## Written exercise
Please give the listing again, word for word, with nothing left out.

## Dataset rows
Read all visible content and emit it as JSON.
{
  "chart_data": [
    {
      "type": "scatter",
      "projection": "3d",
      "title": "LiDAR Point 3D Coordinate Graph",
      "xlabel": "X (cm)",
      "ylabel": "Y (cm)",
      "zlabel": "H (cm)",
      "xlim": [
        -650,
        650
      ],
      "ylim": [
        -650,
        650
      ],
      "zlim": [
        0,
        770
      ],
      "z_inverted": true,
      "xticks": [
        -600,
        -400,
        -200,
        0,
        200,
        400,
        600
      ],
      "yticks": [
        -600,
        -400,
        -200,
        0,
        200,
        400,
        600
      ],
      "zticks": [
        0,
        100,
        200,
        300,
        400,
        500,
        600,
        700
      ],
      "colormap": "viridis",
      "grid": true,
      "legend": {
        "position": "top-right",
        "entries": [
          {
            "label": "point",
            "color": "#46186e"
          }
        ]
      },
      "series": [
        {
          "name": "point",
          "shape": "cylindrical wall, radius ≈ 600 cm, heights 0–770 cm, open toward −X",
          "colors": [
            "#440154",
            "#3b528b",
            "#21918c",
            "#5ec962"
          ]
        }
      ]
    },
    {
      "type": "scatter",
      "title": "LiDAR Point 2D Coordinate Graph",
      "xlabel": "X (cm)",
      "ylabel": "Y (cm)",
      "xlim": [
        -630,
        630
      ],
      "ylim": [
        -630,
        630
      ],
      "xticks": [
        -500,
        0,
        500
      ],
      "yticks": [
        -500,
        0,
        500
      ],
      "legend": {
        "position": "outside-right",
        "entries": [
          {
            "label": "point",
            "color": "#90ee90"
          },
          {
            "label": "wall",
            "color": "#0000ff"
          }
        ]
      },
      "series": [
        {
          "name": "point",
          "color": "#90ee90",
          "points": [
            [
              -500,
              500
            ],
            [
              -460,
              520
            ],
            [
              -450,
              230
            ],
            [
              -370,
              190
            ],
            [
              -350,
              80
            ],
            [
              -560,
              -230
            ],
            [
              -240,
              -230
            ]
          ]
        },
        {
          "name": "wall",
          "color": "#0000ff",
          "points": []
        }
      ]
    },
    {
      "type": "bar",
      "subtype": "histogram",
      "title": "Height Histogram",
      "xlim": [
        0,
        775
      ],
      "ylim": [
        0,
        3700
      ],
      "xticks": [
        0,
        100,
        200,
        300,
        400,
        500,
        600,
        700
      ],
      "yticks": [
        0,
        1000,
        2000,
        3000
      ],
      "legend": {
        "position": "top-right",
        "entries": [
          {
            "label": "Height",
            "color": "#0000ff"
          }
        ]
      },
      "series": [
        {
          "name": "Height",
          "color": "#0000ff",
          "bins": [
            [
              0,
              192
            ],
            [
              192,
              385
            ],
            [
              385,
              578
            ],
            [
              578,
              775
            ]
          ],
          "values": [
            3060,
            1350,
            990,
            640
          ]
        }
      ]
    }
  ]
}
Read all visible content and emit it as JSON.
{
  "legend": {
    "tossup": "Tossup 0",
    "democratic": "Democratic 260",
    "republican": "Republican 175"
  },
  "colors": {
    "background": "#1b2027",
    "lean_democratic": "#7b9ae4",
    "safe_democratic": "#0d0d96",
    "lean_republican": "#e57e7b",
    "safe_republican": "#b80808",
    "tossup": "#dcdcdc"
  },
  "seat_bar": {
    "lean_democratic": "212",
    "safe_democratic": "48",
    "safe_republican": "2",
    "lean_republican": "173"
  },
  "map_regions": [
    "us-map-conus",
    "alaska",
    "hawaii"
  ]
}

## Solution below
Read all visible content and emit it as JSON.
{
  "chart_data": [
    {
      "type": "scatter",
      "projection": "3d",
      "title": "LiDAR Point 3D Coordinate Graph",
      "xlabel": "X (cm)",
      "ylabel": "Y (cm)",
      "zlabel": "H (cm)",
      "xlim": [
        -650,
        650
      ],
      "ylim": [
        -650,
        650
      ],
      "zlim": [
        0,
        770
      ],
      "z_inverted": true,
      "xticks": [
        -600,
        -400,
        -200,
        0,
        200,
        400,
        600
      ],
      "yticks": [
        -600,
        -400,
        -200,
        0,
        200,
        400,
        600
      ],
      "zticks": [
        0,
        100,
        200,
        300,
        400,
        500,
        600,
        700
      ],
      "colormap": "viridis",
      "grid": true,
      "legend": {
        "position": "top-right",
        "entries": [
          {
            "label": "point",
            "color": "#46186e"
          }
        ]
      },
      "series": [
        {
          "name": "point",
          "shape": "cylindrical wall, radius ≈ 600 cm, heights 0–770 cm, open toward −X",
          "colors": [
            "#440154",
            "#3b528b",
            "#21918c",
            "#5ec962"
          ]
        }
      ]
    },
    {
      "type": "scatter",
      "title": "LiDAR Point 2D Coordinate Graph",
      "xlabel": "X (cm)",
      "ylabel": "Y (cm)",
      "xlim": [
        -630,
        630
      ],
      "ylim": [
        -630,
        630
      ],
      "xticks": [
        -500,
        0,
        500
      ],
      "yticks": [
        -500,
        0,
        500
      ],
      "legend": {
        "position": "outside-right",
        "entries": [
          {
            "label": "point",
            "color": "#90ee90"
          },
          {
            "label": "wall",
            "color": "#0000ff"
          }
        ]
      },
      "series": [
        {
          "name": "point",
          "color": "#90ee90",
          "points": [
            [
              -500,
              500
            ],
            [
              -460,
              520
            ],
            [
              -450,
              230
            ],
            [
              -370,
              190
            ],
            [
              -350,
              80
            ],
            [
              -560,
              -230
            ],
            [
              -240,
              -230
            ]
          ]
        },
        {
          "name": "wall",
          "color": "#0000ff",
          "points": []
        }
      ]
    },
    {
      "type": "bar",
      "subtype": "histogram",
      "title": "Height Histogram",
      "xlim": [
        0,
        775
      ],
      "ylim": [
        0,
        3700
      ],
      "xticks": [
        0,
        100,
        200,
        300,
        400,
        500,
        600,
        700
      ],
      "yticks": [
        0,
        1000,
        2000,
        3000
      ],
      "legend": {
        "position": "top-right",
        "entries": [
          {
            "label": "Height",
            "color": "#0000ff"
          }
        ]
      },
      "series": [
        {
          "name": "Height",
          "color": "#0000ff",
          "bins": [
            [
              0,
              192
            ],
            [
              192,
              385
            ],
            [
              385,
              578
            ],
            [
              578,
              775
            ]
          ],
          "values": [
            3060,
            1350,
            990,
            640
          ]
        }
      ]
    }
  ]
}
Read all visible content and emit it as JSON.
{
  "legend": {
    "tossup": "Tossup 0",
    "democratic": "Democratic 260",
    "republican": "Republican 175"
  },
  "colors": {
    "background": "#1b2027",
    "lean_democratic": "#7b9ae4",
    "safe_democratic": "#0d0d96",
    "lean_republican": "#e57e7b",
    "safe_republican": "#b80808",
    "tossup": "#dcdcdc"
  },
  "seat_bar": {
    "lean_democratic": "212",
    "safe_democratic": "48",
    "safe_republican": "2",
    "lean_republican": "173"
  },
  "map_regions": [
    "us-map-conus",
    "alaska",
    "hawaii"
  ]
}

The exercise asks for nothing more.